» Exercise task:
Go through the material below and report how many lines contain "this". Give only the number.

** begin Records for the task **

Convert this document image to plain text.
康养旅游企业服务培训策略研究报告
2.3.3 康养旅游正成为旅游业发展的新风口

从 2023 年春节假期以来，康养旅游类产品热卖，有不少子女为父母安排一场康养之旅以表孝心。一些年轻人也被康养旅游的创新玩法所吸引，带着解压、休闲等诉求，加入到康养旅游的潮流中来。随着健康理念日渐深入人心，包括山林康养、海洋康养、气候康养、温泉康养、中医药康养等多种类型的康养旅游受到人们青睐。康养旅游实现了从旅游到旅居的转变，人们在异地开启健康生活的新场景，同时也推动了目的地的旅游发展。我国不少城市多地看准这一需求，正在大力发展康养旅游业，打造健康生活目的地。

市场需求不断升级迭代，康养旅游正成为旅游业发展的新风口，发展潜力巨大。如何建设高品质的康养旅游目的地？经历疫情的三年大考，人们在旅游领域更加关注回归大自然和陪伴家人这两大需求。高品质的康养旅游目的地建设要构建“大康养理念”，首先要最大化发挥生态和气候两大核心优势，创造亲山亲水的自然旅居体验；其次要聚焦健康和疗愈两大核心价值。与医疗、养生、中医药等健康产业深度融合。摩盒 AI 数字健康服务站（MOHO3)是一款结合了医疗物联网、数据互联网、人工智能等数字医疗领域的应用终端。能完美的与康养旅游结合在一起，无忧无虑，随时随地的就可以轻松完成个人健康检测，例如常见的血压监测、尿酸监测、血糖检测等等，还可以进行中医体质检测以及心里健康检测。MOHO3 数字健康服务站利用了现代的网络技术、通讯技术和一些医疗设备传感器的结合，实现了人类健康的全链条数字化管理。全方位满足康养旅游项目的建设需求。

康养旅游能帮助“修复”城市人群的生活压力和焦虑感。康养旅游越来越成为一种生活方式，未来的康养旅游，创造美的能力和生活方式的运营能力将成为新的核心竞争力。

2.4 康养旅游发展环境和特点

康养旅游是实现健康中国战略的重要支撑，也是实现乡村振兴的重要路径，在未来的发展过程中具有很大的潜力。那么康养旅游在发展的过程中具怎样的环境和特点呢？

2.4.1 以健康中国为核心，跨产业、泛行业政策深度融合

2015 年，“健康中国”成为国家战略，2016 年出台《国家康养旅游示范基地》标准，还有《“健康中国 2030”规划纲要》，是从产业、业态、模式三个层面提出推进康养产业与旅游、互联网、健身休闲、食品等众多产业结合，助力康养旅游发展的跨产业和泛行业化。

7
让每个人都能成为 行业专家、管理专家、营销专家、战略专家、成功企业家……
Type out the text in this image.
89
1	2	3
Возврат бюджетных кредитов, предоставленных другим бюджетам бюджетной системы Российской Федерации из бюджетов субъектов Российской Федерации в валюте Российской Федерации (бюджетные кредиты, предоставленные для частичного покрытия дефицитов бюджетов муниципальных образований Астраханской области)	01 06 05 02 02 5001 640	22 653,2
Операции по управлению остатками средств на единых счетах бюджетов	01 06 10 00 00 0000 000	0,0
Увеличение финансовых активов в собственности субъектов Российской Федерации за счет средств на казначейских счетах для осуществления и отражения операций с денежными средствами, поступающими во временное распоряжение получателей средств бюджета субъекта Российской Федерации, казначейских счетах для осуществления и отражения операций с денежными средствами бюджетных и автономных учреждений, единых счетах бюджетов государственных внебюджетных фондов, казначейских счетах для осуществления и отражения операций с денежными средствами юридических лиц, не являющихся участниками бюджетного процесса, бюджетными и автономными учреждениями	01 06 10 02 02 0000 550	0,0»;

** end Records for the task **

» The response:
2